§ **Job**: Without the pictures, copy all the entries below exactly.

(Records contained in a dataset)

........

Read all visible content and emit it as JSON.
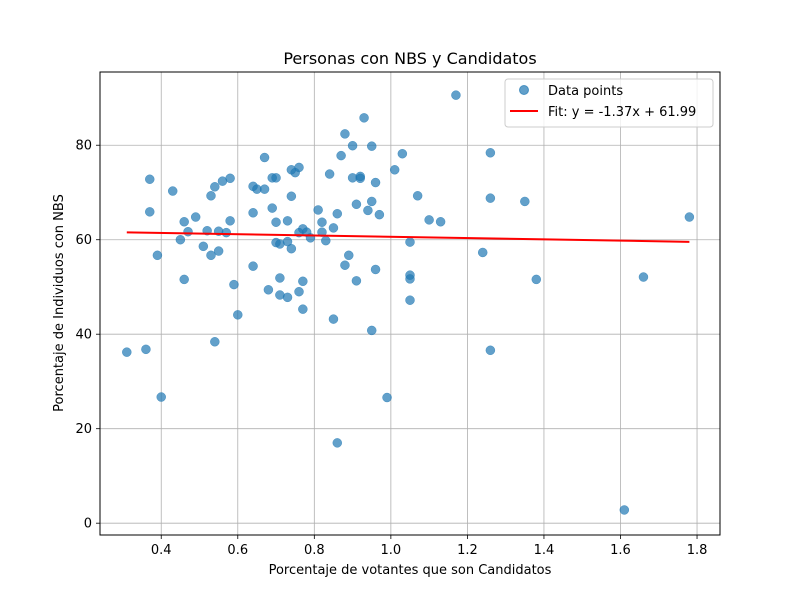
{
  "chart_data": {
    "type": "scatter",
    "title": "Personas con NBS y Candidatos",
    "xlabel": "Porcentaje de votantes que son Candidatos",
    "ylabel": "Porcentaje de Individuos con NBS",
    "xlim": [
      0.24,
      1.86
    ],
    "ylim": [
      -2.5,
      95.5
    ],
    "xticks": [
      0.4,
      0.6,
      0.8,
      1.0,
      1.2,
      1.4,
      1.6,
      1.8
    ],
    "xtick_labels": [
      "0.4",
      "0.6",
      "0.8",
      "1.0",
      "1.2",
      "1.4",
      "1.6",
      "1.8"
    ],
    "yticks": [
      0,
      20,
      40,
      60,
      80
    ],
    "ytick_labels": [
      "0",
      "20",
      "40",
      "60",
      "80"
    ],
    "grid": true,
    "legend_position": "top-right",
    "colors": {
      "points": "#1f77b4",
      "fit": "#ff0000"
    },
    "series": [
      {
        "name": "Data points",
        "kind": "scatter",
        "points": [
          [
            0.31,
            36.2
          ],
          [
            0.36,
            36.8
          ],
          [
            0.37,
            72.8
          ],
          [
            0.37,
            65.9
          ],
          [
            0.39,
            56.7
          ],
          [
            0.4,
            26.7
          ],
          [
            0.43,
            70.3
          ],
          [
            0.45,
            60.0
          ],
          [
            0.46,
            63.8
          ],
          [
            0.46,
            51.6
          ],
          [
            0.47,
            61.7
          ],
          [
            0.49,
            64.8
          ],
          [
            0.51,
            58.6
          ],
          [
            0.52,
            61.9
          ],
          [
            0.53,
            69.3
          ],
          [
            0.53,
            56.7
          ],
          [
            0.54,
            71.2
          ],
          [
            0.55,
            61.8
          ],
          [
            0.55,
            57.6
          ],
          [
            0.56,
            72.4
          ],
          [
            0.54,
            38.4
          ],
          [
            0.57,
            61.5
          ],
          [
            0.58,
            73.0
          ],
          [
            0.58,
            64.0
          ],
          [
            0.59,
            50.5
          ],
          [
            0.6,
            44.1
          ],
          [
            0.64,
            71.3
          ],
          [
            0.64,
            65.7
          ],
          [
            0.64,
            54.4
          ],
          [
            0.65,
            70.7
          ],
          [
            0.67,
            77.4
          ],
          [
            0.67,
            70.7
          ],
          [
            0.68,
            49.4
          ],
          [
            0.69,
            73.1
          ],
          [
            0.69,
            66.7
          ],
          [
            0.7,
            73.1
          ],
          [
            0.7,
            63.7
          ],
          [
            0.7,
            59.4
          ],
          [
            0.71,
            59.1
          ],
          [
            0.71,
            51.9
          ],
          [
            0.71,
            48.3
          ],
          [
            0.73,
            64.0
          ],
          [
            0.73,
            59.6
          ],
          [
            0.73,
            47.8
          ],
          [
            0.74,
            58.1
          ],
          [
            0.74,
            74.8
          ],
          [
            0.74,
            69.2
          ],
          [
            0.75,
            74.2
          ],
          [
            0.76,
            75.3
          ],
          [
            0.76,
            61.5
          ],
          [
            0.76,
            49.0
          ],
          [
            0.77,
            62.3
          ],
          [
            0.77,
            51.2
          ],
          [
            0.77,
            45.3
          ],
          [
            0.78,
            61.6
          ],
          [
            0.79,
            60.4
          ],
          [
            0.81,
            66.3
          ],
          [
            0.82,
            63.7
          ],
          [
            0.82,
            61.6
          ],
          [
            0.83,
            59.8
          ],
          [
            0.84,
            73.9
          ],
          [
            0.85,
            62.5
          ],
          [
            0.85,
            43.2
          ],
          [
            0.86,
            65.5
          ],
          [
            0.87,
            77.8
          ],
          [
            0.86,
            17.0
          ],
          [
            0.88,
            82.4
          ],
          [
            0.88,
            54.6
          ],
          [
            0.89,
            56.7
          ],
          [
            0.9,
            73.1
          ],
          [
            0.9,
            79.9
          ],
          [
            0.91,
            67.5
          ],
          [
            0.91,
            51.3
          ],
          [
            0.92,
            73.0
          ],
          [
            0.92,
            73.4
          ],
          [
            0.93,
            85.8
          ],
          [
            0.94,
            66.2
          ],
          [
            0.95,
            68.1
          ],
          [
            0.95,
            40.8
          ],
          [
            0.95,
            79.8
          ],
          [
            0.96,
            72.1
          ],
          [
            0.96,
            53.7
          ],
          [
            0.97,
            65.3
          ],
          [
            0.99,
            26.6
          ],
          [
            1.01,
            74.8
          ],
          [
            1.03,
            78.2
          ],
          [
            1.05,
            51.7
          ],
          [
            1.05,
            52.5
          ],
          [
            1.05,
            47.2
          ],
          [
            1.05,
            59.5
          ],
          [
            1.07,
            69.3
          ],
          [
            1.1,
            64.2
          ],
          [
            1.13,
            63.8
          ],
          [
            1.17,
            90.6
          ],
          [
            1.24,
            57.3
          ],
          [
            1.26,
            68.8
          ],
          [
            1.26,
            78.4
          ],
          [
            1.26,
            36.6
          ],
          [
            1.35,
            68.1
          ],
          [
            1.38,
            51.6
          ],
          [
            1.61,
            2.8
          ],
          [
            1.66,
            52.1
          ],
          [
            1.78,
            64.8
          ]
        ]
      },
      {
        "name": "Fit: y = -1.37x + 61.99",
        "kind": "line",
        "slope": -1.37,
        "intercept": 61.99,
        "x_range": [
          0.31,
          1.78
        ]
      }
    ]
  }
}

........

§ **Written answer**:
Read all visible content and emit it as JSON.
{
  "chart_data": {
    "type": "scatter",
    "title": "Personas con NBS y Candidatos",
    "xlabel": "Porcentaje de votantes que son Candidatos",
    "ylabel": "Porcentaje de Individuos con NBS",
    "xlim": [
      0.24,
      1.86
    ],
    "ylim": [
      -2.5,
      95.5
    ],
    "xticks": [
      0.4,
      0.6,
      0.8,
      1.0,
      1.2,
      1.4,
      1.6,
      1.8
    ],
    "xtick_labels": [
      "0.4",
      "0.6",
      "0.8",
      "1.0",
      "1.2",
      "1.4",
      "1.6",
      "1.8"
    ],
    "yticks": [
      0,
      20,
      40,
      60,
      80
    ],
    "ytick_labels": [
      "0",
      "20",
      "40",
      "60",
      "80"
    ],
    "grid": true,
    "legend_position": "top-right",
    "colors": {
      "points": "#1f77b4",
      "fit": "#ff0000"
    },
    "series": [
      {
        "name": "Data points",
        "kind": "scatter",
        "points": [
          [
            0.31,
            36.2
          ],
          [
            0.36,
            36.8
          ],
          [
            0.37,
            72.8
          ],
          [
            0.37,
            65.9
          ],
          [
            0.39,
            56.7
          ],
          [
            0.4,
            26.7
          ],
          [
            0.43,
            70.3
          ],
          [
            0.45,
            60.0
          ],
          [
            0.46,
            63.8
          ],
          [
            0.46,
            51.6
          ],
          [
            0.47,
            61.7
          ],
          [
            0.49,
            64.8
          ],
          [
            0.51,
            58.6
          ],
          [
            0.52,
            61.9
          ],
          [
            0.53,
            69.3
          ],
          [
            0.53,
            56.7
          ],
          [
            0.54,
            71.2
          ],
          [
            0.55,
            61.8
          ],
          [
            0.55,
            57.6
          ],
          [
            0.56,
            72.4
          ],
          [
            0.54,
            38.4
          ],
          [
            0.57,
            61.5
          ],
          [
            0.58,
            73.0
          ],
          [
            0.58,
            64.0
          ],
          [
            0.59,
            50.5
          ],
          [
            0.6,
            44.1
          ],
          [
            0.64,
            71.3
          ],
          [
            0.64,
            65.7
          ],
          [
            0.64,
            54.4
          ],
          [
            0.65,
            70.7
          ],
          [
            0.67,
            77.4
          ],
          [
            0.67,
            70.7
          ],
          [
            0.68,
            49.4
          ],
          [
            0.69,
            73.1
          ],
          [
            0.69,
            66.7
          ],
          [
            0.7,
            73.1
          ],
          [
            0.7,
            63.7
          ],
          [
            0.7,
            59.4
          ],
          [
            0.71,
            59.1
          ],
          [
            0.71,
            51.9
          ],
          [
            0.71,
            48.3
          ],
          [
            0.73,
            64.0
          ],
          [
            0.73,
            59.6
          ],
          [
            0.73,
            47.8
          ],
          [
            0.74,
            58.1
          ],
          [
            0.74,
            74.8
          ],
          [
            0.74,
            69.2
          ],
          [
            0.75,
            74.2
          ],
          [
            0.76,
            75.3
          ],
          [
            0.76,
            61.5
          ],
          [
            0.76,
            49.0
          ],
          [
            0.77,
            62.3
          ],
          [
            0.77,
            51.2
          ],
          [
            0.77,
            45.3
          ],
          [
            0.78,
            61.6
          ],
          [
            0.79,
            60.4
          ],
          [
            0.81,
            66.3
          ],
          [
            0.82,
            63.7
          ],
          [
            0.82,
            61.6
          ],
          [
            0.83,
            59.8
          ],
          [
            0.84,
            73.9
          ],
          [
            0.85,
            62.5
          ],
          [
            0.85,
            43.2
          ],
          [
            0.86,
            65.5
          ],
          [
            0.87,
            77.8
          ],
          [
            0.86,
            17.0
          ],
          [
            0.88,
            82.4
          ],
          [
            0.88,
            54.6
          ],
          [
            0.89,
            56.7
          ],
          [
            0.9,
            73.1
          ],
          [
            0.9,
            79.9
          ],
          [
            0.91,
            67.5
          ],
          [
            0.91,
            51.3
          ],
          [
            0.92,
            73.0
          ],
          [
            0.92,
            73.4
          ],
          [
            0.93,
            85.8
          ],
          [
            0.94,
            66.2
          ],
          [
            0.95,
            68.1
          ],
          [
            0.95,
            40.8
          ],
          [
            0.95,
            79.8
          ],
          [
            0.96,
            72.1
          ],
          [
            0.96,
            53.7
          ],
          [
            0.97,
            65.3
          ],
          [
            0.99,
            26.6
          ],
          [
            1.01,
            74.8
          ],
          [
            1.03,
            78.2
          ],
          [
            1.05,
            51.7
          ],
          [
            1.05,
            52.5
          ],
          [
            1.05,
            47.2
          ],
          [
            1.05,
            59.5
          ],
          [
            1.07,
            69.3
          ],
          [
            1.1,
            64.2
          ],
          [
            1.13,
            63.8
          ],
          [
            1.17,
            90.6
          ],
          [
            1.24,
            57.3
          ],
          [
            1.26,
            68.8
          ],
          [
            1.26,
            78.4
          ],
          [
            1.26,
            36.6
          ],
          [
            1.35,
            68.1
          ],
          [
            1.38,
            51.6
          ],
          [
            1.61,
            2.8
          ],
          [
            1.66,
            52.1
          ],
          [
            1.78,
            64.8
          ]
        ]
      },
      {
        "name": "Fit: y = -1.37x + 61.99",
        "kind": "line",
        "slope": -1.37,
        "intercept": 61.99,
        "x_range": [
          0.31,
          1.78
        ]
      }
    ]
  }
}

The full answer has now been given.